### Data excerpts
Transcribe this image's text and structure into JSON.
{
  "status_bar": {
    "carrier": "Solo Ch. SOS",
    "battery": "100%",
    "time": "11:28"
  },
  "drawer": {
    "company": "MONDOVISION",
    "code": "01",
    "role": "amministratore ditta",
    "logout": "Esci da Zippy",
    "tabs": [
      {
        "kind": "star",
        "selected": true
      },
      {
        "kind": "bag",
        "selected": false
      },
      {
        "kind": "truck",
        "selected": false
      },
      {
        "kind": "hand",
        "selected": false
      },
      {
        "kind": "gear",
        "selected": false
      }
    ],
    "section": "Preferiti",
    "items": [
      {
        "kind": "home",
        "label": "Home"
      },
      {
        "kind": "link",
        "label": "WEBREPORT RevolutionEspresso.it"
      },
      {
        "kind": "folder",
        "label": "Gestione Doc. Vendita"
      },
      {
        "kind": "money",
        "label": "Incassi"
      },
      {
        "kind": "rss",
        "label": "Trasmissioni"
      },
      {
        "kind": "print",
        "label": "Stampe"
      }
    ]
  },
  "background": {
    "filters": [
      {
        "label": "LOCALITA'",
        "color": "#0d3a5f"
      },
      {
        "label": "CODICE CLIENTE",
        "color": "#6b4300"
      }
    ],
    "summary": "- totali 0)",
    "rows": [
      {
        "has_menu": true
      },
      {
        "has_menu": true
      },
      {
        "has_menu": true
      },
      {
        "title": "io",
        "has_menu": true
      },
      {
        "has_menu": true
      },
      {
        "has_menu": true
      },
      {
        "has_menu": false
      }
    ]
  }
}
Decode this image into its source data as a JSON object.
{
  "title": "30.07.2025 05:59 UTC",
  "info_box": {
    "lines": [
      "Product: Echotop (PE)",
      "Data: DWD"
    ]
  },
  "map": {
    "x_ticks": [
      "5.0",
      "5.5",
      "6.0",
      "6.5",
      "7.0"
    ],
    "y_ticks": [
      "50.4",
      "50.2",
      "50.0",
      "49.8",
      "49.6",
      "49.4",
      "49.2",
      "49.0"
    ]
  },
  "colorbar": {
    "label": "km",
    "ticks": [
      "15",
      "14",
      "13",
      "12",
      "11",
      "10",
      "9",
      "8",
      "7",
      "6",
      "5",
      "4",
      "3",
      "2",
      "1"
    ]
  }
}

### Task prompt
Produce an exact copy of the whole listing.

### Written answer
Transcribe this image's text and structure into JSON.
{
  "status_bar": {
    "carrier": "Solo Ch. SOS",
    "battery": "100%",
    "time": "11:28"
  },
  "drawer": {
    "company": "MONDOVISION",
    "code": "01",
    "role": "amministratore ditta",
    "logout": "Esci da Zippy",
    "tabs": [
      {
        "kind": "star",
        "selected": true
      },
      {
        "kind": "bag",
        "selected": false
      },
      {
        "kind": "truck",
        "selected": false
      },
      {
        "kind": "hand",
        "selected": false
      },
      {
        "kind": "gear",
        "selected": false
      }
    ],
    "section": "Preferiti",
    "items": [
      {
        "kind": "home",
        "label": "Home"
      },
      {
        "kind": "link",
        "label": "WEBREPORT RevolutionEspresso.it"
      },
      {
        "kind": "folder",
        "label": "Gestione Doc. Vendita"
      },
      {
        "kind": "money",
        "label": "Incassi"
      },
      {
        "kind": "rss",
        "label": "Trasmissioni"
      },
      {
        "kind": "print",
        "label": "Stampe"
      }
    ]
  },
  "background": {
    "filters": [
      {
        "label": "LOCALITA'",
        "color": "#0d3a5f"
      },
      {
        "label": "CODICE CLIENTE",
        "color": "#6b4300"
      }
    ],
    "summary": "- totali 0)",
    "rows": [
      {
        "has_menu": true
      },
      {
        "has_menu": true
      },
      {
        "has_menu": true
      },
      {
        "title": "io",
        "has_menu": true
      },
      {
        "has_menu": true
      },
      {
        "has_menu": true
      },
      {
        "has_menu": false
      }
    ]
  }
}
Decode this image into its source data as a JSON object.
{
  "title": "30.07.2025 05:59 UTC",
  "info_box": {
    "lines": [
      "Product: Echotop (PE)",
      "Data: DWD"
    ]
  },
  "map": {
    "x_ticks": [
      "5.0",
      "5.5",
      "6.0",
      "6.5",
      "7.0"
    ],
    "y_ticks": [
      "50.4",
      "50.2",
      "50.0",
      "49.8",
      "49.6",
      "49.4",
      "49.2",
      "49.0"
    ]
  },
  "colorbar": {
    "label": "km",
    "ticks": [
      "15",
      "14",
      "13",
      "12",
      "11",
      "10",
      "9",
      "8",
      "7",
      "6",
      "5",
      "4",
      "3",
      "2",
      "1"
    ]
  }
}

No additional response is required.